> [Direction]: Gather each line of the entries below that includes "listening".

> [Material for this task]:
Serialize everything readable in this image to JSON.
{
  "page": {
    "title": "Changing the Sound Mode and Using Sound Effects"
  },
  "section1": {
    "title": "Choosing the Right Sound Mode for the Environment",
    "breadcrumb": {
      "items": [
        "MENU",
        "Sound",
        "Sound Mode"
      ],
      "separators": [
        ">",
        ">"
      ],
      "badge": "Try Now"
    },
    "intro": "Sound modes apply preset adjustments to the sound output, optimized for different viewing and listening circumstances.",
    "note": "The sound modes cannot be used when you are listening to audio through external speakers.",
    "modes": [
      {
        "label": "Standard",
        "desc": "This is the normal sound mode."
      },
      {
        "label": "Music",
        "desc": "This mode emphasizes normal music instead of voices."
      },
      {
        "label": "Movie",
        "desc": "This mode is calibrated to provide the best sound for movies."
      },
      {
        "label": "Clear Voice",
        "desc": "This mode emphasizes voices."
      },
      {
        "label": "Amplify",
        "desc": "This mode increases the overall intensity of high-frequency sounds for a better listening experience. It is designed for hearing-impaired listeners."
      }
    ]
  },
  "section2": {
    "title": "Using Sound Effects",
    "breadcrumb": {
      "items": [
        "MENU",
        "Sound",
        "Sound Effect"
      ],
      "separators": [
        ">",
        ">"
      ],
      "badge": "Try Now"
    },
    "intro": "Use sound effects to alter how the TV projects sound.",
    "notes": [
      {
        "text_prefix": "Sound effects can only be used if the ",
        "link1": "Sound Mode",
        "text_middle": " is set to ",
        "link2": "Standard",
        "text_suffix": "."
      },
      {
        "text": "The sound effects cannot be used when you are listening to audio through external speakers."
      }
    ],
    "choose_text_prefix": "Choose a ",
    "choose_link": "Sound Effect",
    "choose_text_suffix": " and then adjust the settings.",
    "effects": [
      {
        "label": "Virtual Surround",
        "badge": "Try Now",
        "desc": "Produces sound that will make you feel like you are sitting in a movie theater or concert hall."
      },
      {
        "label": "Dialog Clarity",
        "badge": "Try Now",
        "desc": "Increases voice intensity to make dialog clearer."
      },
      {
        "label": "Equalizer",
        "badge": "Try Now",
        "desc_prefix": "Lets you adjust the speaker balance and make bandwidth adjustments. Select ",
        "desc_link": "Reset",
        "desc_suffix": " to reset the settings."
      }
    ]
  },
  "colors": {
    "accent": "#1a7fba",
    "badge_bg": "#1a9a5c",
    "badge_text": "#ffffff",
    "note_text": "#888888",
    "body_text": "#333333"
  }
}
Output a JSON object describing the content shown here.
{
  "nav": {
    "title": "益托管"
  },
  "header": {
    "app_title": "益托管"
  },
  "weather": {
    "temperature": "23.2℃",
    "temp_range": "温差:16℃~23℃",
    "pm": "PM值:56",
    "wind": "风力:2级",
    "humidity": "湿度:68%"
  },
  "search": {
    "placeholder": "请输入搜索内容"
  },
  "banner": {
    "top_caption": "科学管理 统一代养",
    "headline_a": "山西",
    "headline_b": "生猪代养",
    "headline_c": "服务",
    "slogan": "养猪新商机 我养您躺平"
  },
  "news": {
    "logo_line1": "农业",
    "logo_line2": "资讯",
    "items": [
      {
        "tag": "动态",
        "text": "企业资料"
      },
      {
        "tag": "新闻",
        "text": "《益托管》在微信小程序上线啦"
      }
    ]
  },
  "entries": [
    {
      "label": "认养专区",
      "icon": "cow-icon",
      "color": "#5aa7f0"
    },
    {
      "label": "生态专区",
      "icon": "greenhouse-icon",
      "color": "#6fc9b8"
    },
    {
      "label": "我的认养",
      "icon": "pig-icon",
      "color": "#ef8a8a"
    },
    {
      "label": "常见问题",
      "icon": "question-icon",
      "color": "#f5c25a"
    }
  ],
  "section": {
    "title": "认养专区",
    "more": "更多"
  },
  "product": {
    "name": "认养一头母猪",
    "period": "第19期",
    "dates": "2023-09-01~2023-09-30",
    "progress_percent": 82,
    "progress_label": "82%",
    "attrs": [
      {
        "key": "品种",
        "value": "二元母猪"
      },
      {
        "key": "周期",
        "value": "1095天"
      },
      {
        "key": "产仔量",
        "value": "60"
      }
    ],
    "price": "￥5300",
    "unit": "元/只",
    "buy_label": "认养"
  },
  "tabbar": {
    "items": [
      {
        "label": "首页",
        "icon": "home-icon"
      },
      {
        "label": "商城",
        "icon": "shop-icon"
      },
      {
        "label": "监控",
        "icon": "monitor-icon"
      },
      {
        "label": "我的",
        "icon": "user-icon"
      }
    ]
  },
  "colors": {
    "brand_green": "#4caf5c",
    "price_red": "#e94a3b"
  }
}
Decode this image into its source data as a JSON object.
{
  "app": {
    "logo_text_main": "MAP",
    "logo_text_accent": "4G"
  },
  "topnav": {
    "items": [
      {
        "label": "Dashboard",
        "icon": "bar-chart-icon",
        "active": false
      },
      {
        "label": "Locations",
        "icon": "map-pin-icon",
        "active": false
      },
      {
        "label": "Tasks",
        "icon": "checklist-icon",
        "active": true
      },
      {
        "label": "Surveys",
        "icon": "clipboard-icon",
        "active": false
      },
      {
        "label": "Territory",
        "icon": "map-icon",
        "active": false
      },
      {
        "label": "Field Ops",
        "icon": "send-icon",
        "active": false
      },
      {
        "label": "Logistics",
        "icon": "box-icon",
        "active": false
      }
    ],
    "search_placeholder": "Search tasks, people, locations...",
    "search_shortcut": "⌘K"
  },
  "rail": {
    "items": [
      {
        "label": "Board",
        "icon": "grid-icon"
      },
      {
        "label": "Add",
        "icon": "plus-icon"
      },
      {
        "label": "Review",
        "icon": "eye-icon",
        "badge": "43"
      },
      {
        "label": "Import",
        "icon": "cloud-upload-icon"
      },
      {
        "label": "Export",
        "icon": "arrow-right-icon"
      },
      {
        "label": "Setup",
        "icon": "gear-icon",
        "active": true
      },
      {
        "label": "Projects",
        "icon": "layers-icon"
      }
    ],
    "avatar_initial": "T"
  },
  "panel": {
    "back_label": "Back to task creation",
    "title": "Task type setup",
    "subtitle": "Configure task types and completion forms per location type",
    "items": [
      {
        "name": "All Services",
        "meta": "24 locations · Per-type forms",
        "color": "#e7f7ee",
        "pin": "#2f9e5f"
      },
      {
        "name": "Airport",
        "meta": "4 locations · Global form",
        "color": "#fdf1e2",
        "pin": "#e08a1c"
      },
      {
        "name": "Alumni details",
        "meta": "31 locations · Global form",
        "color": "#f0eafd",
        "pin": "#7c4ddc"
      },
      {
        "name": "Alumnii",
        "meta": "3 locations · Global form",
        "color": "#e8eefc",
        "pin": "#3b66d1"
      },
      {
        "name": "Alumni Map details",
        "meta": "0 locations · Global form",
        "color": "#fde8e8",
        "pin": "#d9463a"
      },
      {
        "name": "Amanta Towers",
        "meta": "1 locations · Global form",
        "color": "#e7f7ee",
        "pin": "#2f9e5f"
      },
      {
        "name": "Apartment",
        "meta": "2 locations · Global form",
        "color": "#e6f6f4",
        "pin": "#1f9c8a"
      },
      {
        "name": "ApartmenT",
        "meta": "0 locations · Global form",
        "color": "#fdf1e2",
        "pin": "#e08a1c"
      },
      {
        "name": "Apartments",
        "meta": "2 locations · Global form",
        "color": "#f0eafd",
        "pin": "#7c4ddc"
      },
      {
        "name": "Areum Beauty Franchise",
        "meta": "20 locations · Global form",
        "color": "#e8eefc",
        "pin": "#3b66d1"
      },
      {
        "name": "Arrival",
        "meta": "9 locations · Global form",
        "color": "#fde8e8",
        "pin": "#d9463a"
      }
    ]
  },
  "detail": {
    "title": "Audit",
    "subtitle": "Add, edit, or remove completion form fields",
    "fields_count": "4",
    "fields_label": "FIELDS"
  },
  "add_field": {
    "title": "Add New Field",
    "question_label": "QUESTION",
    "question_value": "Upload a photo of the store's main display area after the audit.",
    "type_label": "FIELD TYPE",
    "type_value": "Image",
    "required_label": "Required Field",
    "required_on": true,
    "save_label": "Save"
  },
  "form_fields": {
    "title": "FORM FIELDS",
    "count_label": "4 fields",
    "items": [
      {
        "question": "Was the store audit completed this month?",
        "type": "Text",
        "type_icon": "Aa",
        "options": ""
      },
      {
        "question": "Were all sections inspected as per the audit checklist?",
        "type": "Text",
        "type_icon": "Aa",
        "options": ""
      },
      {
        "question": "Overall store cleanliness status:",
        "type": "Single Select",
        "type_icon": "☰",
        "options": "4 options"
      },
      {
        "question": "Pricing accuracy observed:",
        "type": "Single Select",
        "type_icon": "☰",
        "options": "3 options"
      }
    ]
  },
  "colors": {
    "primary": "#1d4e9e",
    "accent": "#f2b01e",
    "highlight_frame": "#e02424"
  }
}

> [Answer to this exercise]:
    "intro": "Sound modes apply preset adjustments to the sound output, optimized for different viewing and listening circumstances.",
    "note": "The sound modes cannot be used when you are listening to audio through external speakers.",
        "desc": "This mode increases the overall intensity of high-frequency sounds for a better listening experience. It is designed for hearing-impaired listeners."
        "text": "The sound effects cannot be used when you are listening to audio through external speakers."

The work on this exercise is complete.